Instruction: Search the listing below for the word "page" and copy each line that holds it.

++++++++++++++++++++

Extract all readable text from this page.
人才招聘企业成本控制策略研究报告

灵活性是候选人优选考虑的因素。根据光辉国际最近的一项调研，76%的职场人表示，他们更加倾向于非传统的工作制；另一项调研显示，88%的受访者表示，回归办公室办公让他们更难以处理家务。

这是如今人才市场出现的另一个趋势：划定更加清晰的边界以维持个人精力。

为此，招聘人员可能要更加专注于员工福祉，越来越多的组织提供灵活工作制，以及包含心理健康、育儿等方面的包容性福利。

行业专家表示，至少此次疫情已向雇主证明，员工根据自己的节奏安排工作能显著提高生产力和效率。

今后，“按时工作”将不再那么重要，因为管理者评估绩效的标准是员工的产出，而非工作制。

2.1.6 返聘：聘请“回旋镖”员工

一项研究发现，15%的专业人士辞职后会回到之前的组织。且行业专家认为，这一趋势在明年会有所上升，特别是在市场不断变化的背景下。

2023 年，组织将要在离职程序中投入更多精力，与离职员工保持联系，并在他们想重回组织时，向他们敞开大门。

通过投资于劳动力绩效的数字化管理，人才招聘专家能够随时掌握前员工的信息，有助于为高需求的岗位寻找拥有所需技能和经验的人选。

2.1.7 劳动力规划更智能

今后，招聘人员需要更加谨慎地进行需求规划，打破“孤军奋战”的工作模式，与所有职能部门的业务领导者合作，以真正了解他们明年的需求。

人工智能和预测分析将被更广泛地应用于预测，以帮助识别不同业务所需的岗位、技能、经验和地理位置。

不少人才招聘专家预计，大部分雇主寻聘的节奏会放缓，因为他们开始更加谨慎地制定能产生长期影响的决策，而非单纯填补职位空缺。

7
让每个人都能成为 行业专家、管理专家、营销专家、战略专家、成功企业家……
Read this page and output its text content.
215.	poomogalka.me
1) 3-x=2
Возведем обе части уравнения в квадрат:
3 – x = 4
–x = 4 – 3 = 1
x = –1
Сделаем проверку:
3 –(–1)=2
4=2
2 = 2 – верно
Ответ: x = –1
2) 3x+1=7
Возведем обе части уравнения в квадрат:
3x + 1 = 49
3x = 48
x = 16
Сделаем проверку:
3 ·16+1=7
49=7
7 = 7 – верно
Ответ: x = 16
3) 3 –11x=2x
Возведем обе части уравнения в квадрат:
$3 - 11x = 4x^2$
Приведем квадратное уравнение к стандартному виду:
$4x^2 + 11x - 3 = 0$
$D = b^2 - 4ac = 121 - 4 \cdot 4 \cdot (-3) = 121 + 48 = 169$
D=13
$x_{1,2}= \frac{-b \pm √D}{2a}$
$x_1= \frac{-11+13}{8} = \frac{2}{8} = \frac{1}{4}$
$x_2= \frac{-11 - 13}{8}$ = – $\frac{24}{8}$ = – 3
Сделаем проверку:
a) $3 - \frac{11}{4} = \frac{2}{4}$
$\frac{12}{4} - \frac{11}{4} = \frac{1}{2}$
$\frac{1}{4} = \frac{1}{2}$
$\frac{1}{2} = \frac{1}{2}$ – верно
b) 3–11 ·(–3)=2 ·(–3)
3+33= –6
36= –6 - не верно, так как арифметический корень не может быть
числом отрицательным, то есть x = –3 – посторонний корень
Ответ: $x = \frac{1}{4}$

++++++++++++++++++++

Task output:
Extract all readable text from this page.
Read this page and output its text content.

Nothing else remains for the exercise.